**THE EXERCISE:** Images must not appear in your copy; reproduce every other part of the records exactly.

— START DATA SUPPLIED —

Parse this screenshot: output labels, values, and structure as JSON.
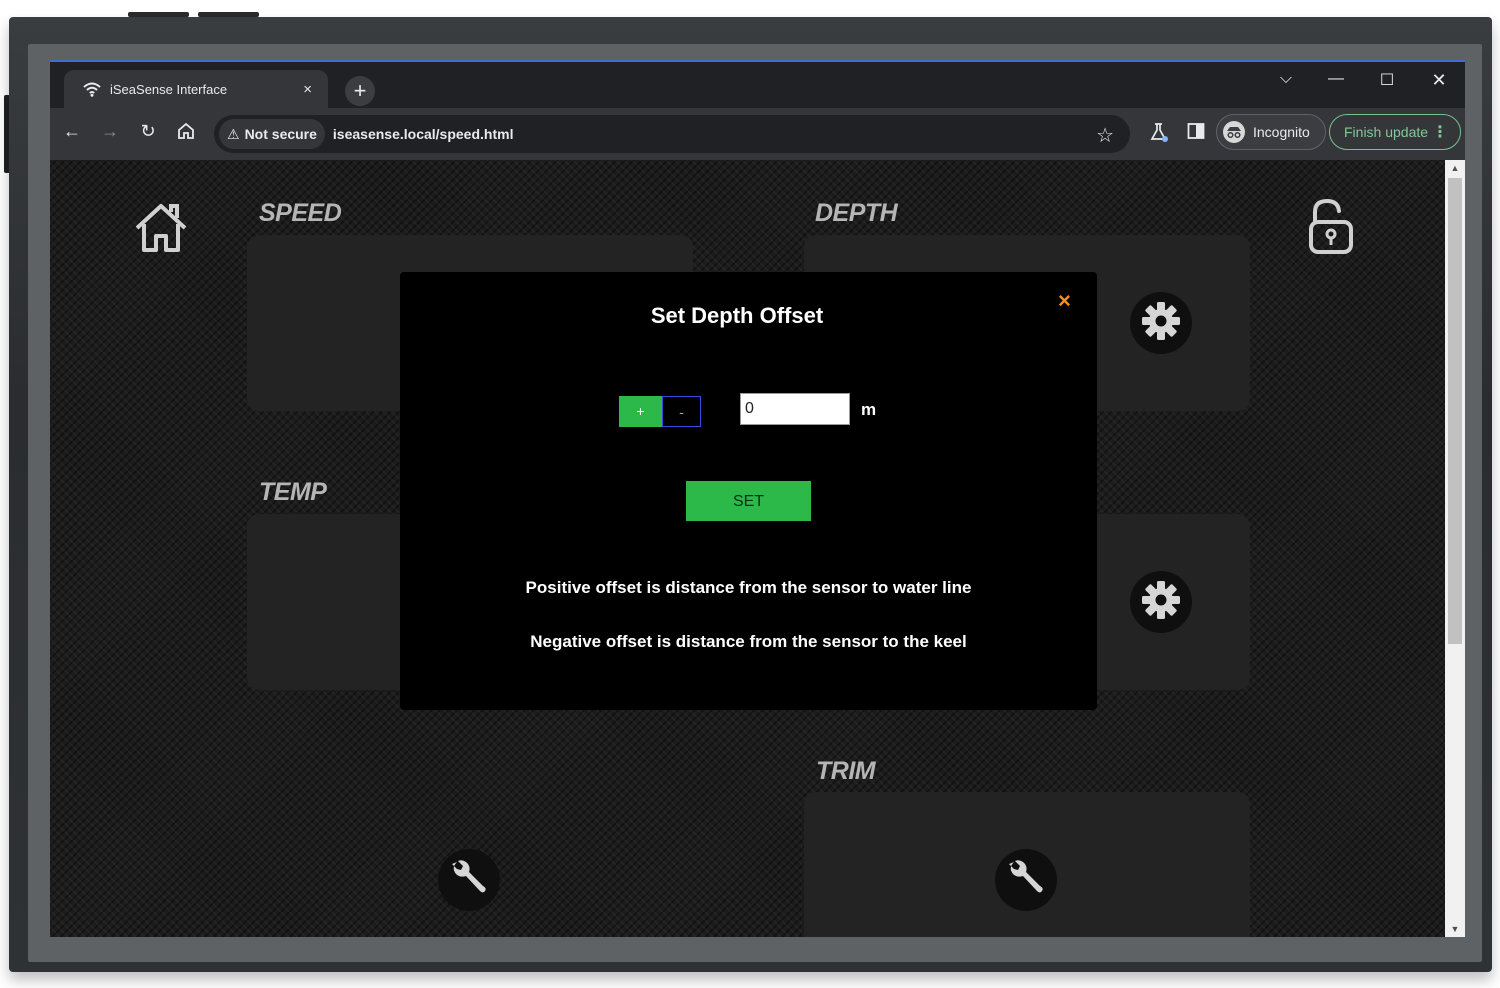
{
  "browser": {
    "tab_title": "iSeaSense Interface",
    "tab_close": "×",
    "new_tab": "+",
    "security_chip": "Not secure",
    "url": "iseasense.local/speed.html",
    "incognito_label": "Incognito",
    "finish_update_label": "Finish update"
  },
  "page": {
    "sections": {
      "speed": "SPEED",
      "depth": "DEPTH",
      "temp": "TEMP",
      "trim": "TRIM"
    }
  },
  "modal": {
    "title": "Set Depth Offset",
    "close": "×",
    "plus_label": "+",
    "minus_label": "-",
    "offset_value": "0",
    "unit": "m",
    "set_label": "SET",
    "info_positive": "Positive offset is distance from the sensor to water line",
    "info_negative": "Negative offset is distance from the sensor to the keel"
  },
  "colors": {
    "accent_green": "#2db84a",
    "close_orange": "#ff8c1a",
    "finish_green": "#81c995"
  }
}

— END DATA SUPPLIED —

**CORRECT OUTPUT:**
Parse this screenshot: output labels, values, and structure as JSON.
{
  "browser": {
    "tab_title": "iSeaSense Interface",
    "tab_close": "×",
    "new_tab": "+",
    "security_chip": "Not secure",
    "url": "iseasense.local/speed.html",
    "incognito_label": "Incognito",
    "finish_update_label": "Finish update"
  },
  "page": {
    "sections": {
      "speed": "SPEED",
      "depth": "DEPTH",
      "temp": "TEMP",
      "trim": "TRIM"
    }
  },
  "modal": {
    "title": "Set Depth Offset",
    "close": "×",
    "plus_label": "+",
    "minus_label": "-",
    "offset_value": "0",
    "unit": "m",
    "set_label": "SET",
    "info_positive": "Positive offset is distance from the sensor to water line",
    "info_negative": "Negative offset is distance from the sensor to the keel"
  },
  "colors": {
    "accent_green": "#2db84a",
    "close_orange": "#ff8c1a",
    "finish_green": "#81c995"
  }
}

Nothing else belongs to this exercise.